Objective: Where a line below holds the string "INTENSITÀ", copy that line.

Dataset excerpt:
********************

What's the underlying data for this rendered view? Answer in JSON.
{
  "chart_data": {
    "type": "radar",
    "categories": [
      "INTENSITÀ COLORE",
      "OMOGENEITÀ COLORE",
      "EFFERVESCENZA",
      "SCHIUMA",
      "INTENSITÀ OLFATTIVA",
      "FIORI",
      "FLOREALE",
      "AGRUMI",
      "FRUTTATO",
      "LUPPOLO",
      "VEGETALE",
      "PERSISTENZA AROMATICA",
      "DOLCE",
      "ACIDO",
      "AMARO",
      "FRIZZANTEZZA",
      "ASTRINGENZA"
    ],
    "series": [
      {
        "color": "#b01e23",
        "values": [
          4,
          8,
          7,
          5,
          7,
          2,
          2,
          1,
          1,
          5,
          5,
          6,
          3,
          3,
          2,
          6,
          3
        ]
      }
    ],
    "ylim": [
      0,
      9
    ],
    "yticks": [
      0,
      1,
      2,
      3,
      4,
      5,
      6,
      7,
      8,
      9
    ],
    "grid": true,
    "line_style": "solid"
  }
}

********************

Result for this task:
      "INTENSITÀ COLORE",
      "INTENSITÀ OLFATTIVA",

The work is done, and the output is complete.